# START OF Entries shown
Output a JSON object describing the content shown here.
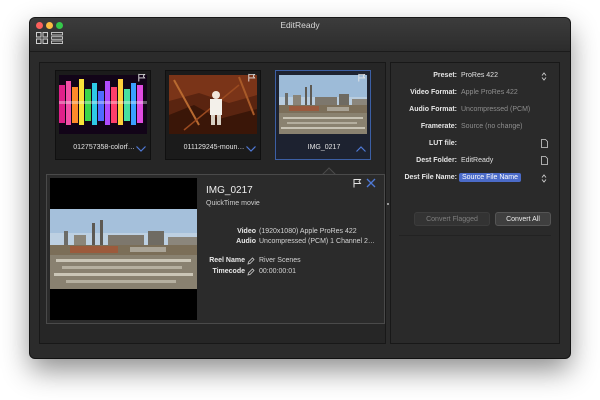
{
  "window": {
    "title": "EditReady"
  },
  "toolbar": {
    "grid_view_icon": "grid-view-icon",
    "list_view_icon": "list-view-icon"
  },
  "clips": [
    {
      "label": "012757358-colorf…",
      "flag_icon": "flag-icon",
      "chevron_icon": "chevron-down-icon",
      "selected": false
    },
    {
      "label": "011129245-moun…",
      "flag_icon": "flag-icon",
      "chevron_icon": "chevron-down-icon",
      "selected": false
    },
    {
      "label": "IMG_0217",
      "flag_icon": "flag-icon",
      "chevron_icon": "chevron-up-icon",
      "selected": true
    }
  ],
  "detail": {
    "title": "IMG_0217",
    "subtitle": "QuickTime movie",
    "video_label": "Video",
    "video_value": "(1920x1080) Apple ProRes 422",
    "audio_label": "Audio",
    "audio_value": "Uncompressed (PCM) 1 Channel 2…",
    "reel_label": "Reel Name",
    "reel_value": "River Scenes",
    "timecode_label": "Timecode",
    "timecode_value": "00:00:00:01"
  },
  "settings": {
    "preset_label": "Preset:",
    "preset_value": "ProRes 422",
    "video_format_label": "Video Format:",
    "video_format_value": "Apple ProRes 422",
    "audio_format_label": "Audio Format:",
    "audio_format_value": "Uncompressed (PCM)",
    "framerate_label": "Framerate:",
    "framerate_value": "Source (no change)",
    "lut_label": "LUT file:",
    "lut_value": "",
    "dest_folder_label": "Dest Folder:",
    "dest_folder_value": "EditReady",
    "dest_name_label": "Dest File Name:",
    "dest_name_value": "Source File Name",
    "convert_flagged": "Convert Flagged",
    "convert_all": "Convert All"
  },
  "colors": {
    "accent": "#4b6bc8",
    "selection_border": "#3c5fa4",
    "window_bg": "#2b2b2b"
  }
}
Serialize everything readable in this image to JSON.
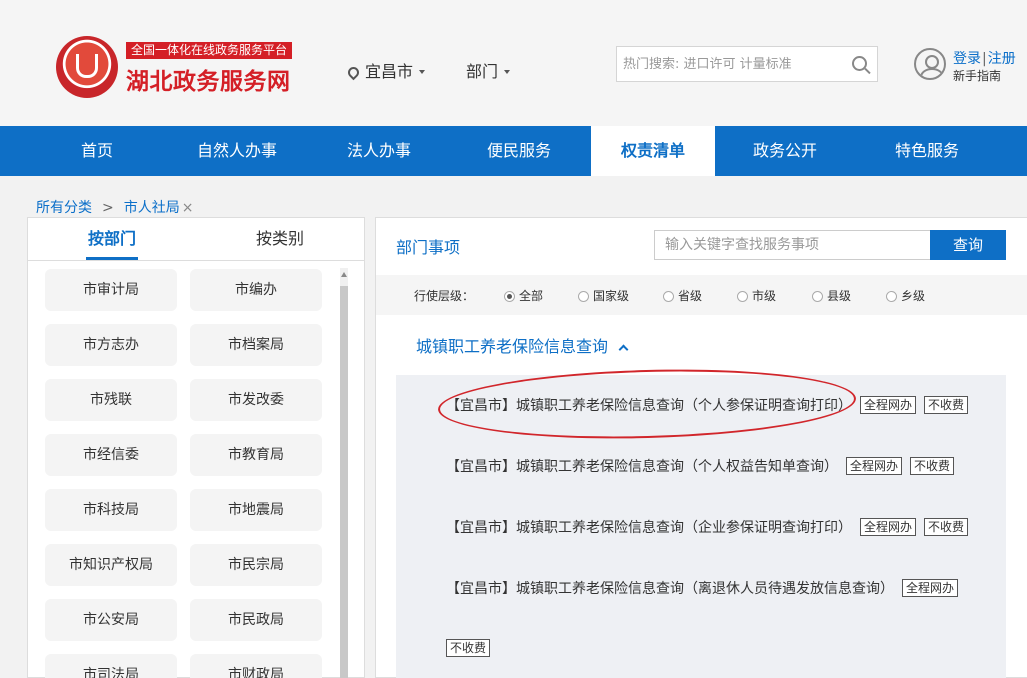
{
  "header": {
    "slogan": "全国一体化在线政务服务平台",
    "site_name": "湖北政务服务网",
    "location": "宜昌市",
    "dept_menu": "部门",
    "search_placeholder": "热门搜索: 进口许可 计量标准",
    "login": "登录",
    "separator": "|",
    "register": "注册",
    "guide": "新手指南"
  },
  "nav": {
    "items": [
      {
        "label": "首页"
      },
      {
        "label": "自然人办事"
      },
      {
        "label": "法人办事"
      },
      {
        "label": "便民服务"
      },
      {
        "label": "权责清单"
      },
      {
        "label": "政务公开"
      },
      {
        "label": "特色服务"
      }
    ],
    "active": "权责清单"
  },
  "breadcrumb": {
    "root": "所有分类",
    "sep": ">",
    "current": "市人社局",
    "close": "×"
  },
  "left": {
    "tabs": [
      {
        "label": "按部门"
      },
      {
        "label": "按类别"
      }
    ],
    "depts": [
      "市审计局",
      "市编办",
      "市方志办",
      "市档案局",
      "市残联",
      "市发改委",
      "市经信委",
      "市教育局",
      "市科技局",
      "市地震局",
      "市知识产权局",
      "市民宗局",
      "市公安局",
      "市民政局",
      "市司法局",
      "市财政局"
    ]
  },
  "right": {
    "title": "部门事项",
    "keyword_placeholder": "输入关键字查找服务事项",
    "query_button": "查询",
    "filter_label": "行使层级：",
    "levels": [
      "全部",
      "国家级",
      "省级",
      "市级",
      "县级",
      "乡级"
    ],
    "selected_level": "全部",
    "group_title": "城镇职工养老保险信息查询",
    "items": [
      {
        "text": "【宜昌市】城镇职工养老保险信息查询（个人参保证明查询打印）",
        "tags": [
          "全程网办",
          "不收费"
        ]
      },
      {
        "text": "【宜昌市】城镇职工养老保险信息查询（个人权益告知单查询）",
        "tags": [
          "全程网办",
          "不收费"
        ]
      },
      {
        "text": "【宜昌市】城镇职工养老保险信息查询（企业参保证明查询打印）",
        "tags": [
          "全程网办",
          "不收费"
        ]
      },
      {
        "text": "【宜昌市】城镇职工养老保险信息查询（离退休人员待遇发放信息查询）",
        "tags": [
          "全程网办"
        ]
      }
    ],
    "trailing_tag": "不收费"
  },
  "colors": {
    "brand_red": "#d41f26",
    "nav_blue": "#0e6fc6",
    "annotation_red": "#d1262b"
  }
}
# END OF Entries shown
__What you should do__. Keep the pictures out of the copy and return the rest of the data above exactly.

__The output__.
Output a JSON object describing the content shown here.
{
  "window": {
    "title": "EditReady"
  },
  "toolbar": {
    "grid_view_icon": "grid-view-icon",
    "list_view_icon": "list-view-icon"
  },
  "clips": [
    {
      "label": "012757358-colorf…",
      "flag_icon": "flag-icon",
      "chevron_icon": "chevron-down-icon",
      "selected": false
    },
    {
      "label": "011129245-moun…",
      "flag_icon": "flag-icon",
      "chevron_icon": "chevron-down-icon",
      "selected": false
    },
    {
      "label": "IMG_0217",
      "flag_icon": "flag-icon",
      "chevron_icon": "chevron-up-icon",
      "selected": true
    }
  ],
  "detail": {
    "title": "IMG_0217",
    "subtitle": "QuickTime movie",
    "video_label": "Video",
    "video_value": "(1920x1080) Apple ProRes 422",
    "audio_label": "Audio",
    "audio_value": "Uncompressed (PCM) 1 Channel 2…",
    "reel_label": "Reel Name",
    "reel_value": "River Scenes",
    "timecode_label": "Timecode",
    "timecode_value": "00:00:00:01"
  },
  "settings": {
    "preset_label": "Preset:",
    "preset_value": "ProRes 422",
    "video_format_label": "Video Format:",
    "video_format_value": "Apple ProRes 422",
    "audio_format_label": "Audio Format:",
    "audio_format_value": "Uncompressed (PCM)",
    "framerate_label": "Framerate:",
    "framerate_value": "Source (no change)",
    "lut_label": "LUT file:",
    "lut_value": "",
    "dest_folder_label": "Dest Folder:",
    "dest_folder_value": "EditReady",
    "dest_name_label": "Dest File Name:",
    "dest_name_value": "Source File Name",
    "convert_flagged": "Convert Flagged",
    "convert_all": "Convert All"
  },
  "colors": {
    "accent": "#4b6bc8",
    "selection_border": "#3c5fa4",
    "window_bg": "#2b2b2b"
  }
}
Serialize everything readable in this image to JSON.
{
  "header": {
    "slogan": "全国一体化在线政务服务平台",
    "site_name": "湖北政务服务网",
    "location": "宜昌市",
    "dept_menu": "部门",
    "search_placeholder": "热门搜索: 进口许可 计量标准",
    "login": "登录",
    "separator": "|",
    "register": "注册",
    "guide": "新手指南"
  },
  "nav": {
    "items": [
      {
        "label": "首页"
      },
      {
        "label": "自然人办事"
      },
      {
        "label": "法人办事"
      },
      {
        "label": "便民服务"
      },
      {
        "label": "权责清单"
      },
      {
        "label": "政务公开"
      },
      {
        "label": "特色服务"
      }
    ],
    "active": "权责清单"
  },
  "breadcrumb": {
    "root": "所有分类",
    "sep": ">",
    "current": "市人社局",
    "close": "×"
  },
  "left": {
    "tabs": [
      {
        "label": "按部门"
      },
      {
        "label": "按类别"
      }
    ],
    "depts": [
      "市审计局",
      "市编办",
      "市方志办",
      "市档案局",
      "市残联",
      "市发改委",
      "市经信委",
      "市教育局",
      "市科技局",
      "市地震局",
      "市知识产权局",
      "市民宗局",
      "市公安局",
      "市民政局",
      "市司法局",
      "市财政局"
    ]
  },
  "right": {
    "title": "部门事项",
    "keyword_placeholder": "输入关键字查找服务事项",
    "query_button": "查询",
    "filter_label": "行使层级：",
    "levels": [
      "全部",
      "国家级",
      "省级",
      "市级",
      "县级",
      "乡级"
    ],
    "selected_level": "全部",
    "group_title": "城镇职工养老保险信息查询",
    "items": [
      {
        "text": "【宜昌市】城镇职工养老保险信息查询（个人参保证明查询打印）",
        "tags": [
          "全程网办",
          "不收费"
        ]
      },
      {
        "text": "【宜昌市】城镇职工养老保险信息查询（个人权益告知单查询）",
        "tags": [
          "全程网办",
          "不收费"
        ]
      },
      {
        "text": "【宜昌市】城镇职工养老保险信息查询（企业参保证明查询打印）",
        "tags": [
          "全程网办",
          "不收费"
        ]
      },
      {
        "text": "【宜昌市】城镇职工养老保险信息查询（离退休人员待遇发放信息查询）",
        "tags": [
          "全程网办"
        ]
      }
    ],
    "trailing_tag": "不收费"
  },
  "colors": {
    "brand_red": "#d41f26",
    "nav_blue": "#0e6fc6",
    "annotation_red": "#d1262b"
  }
}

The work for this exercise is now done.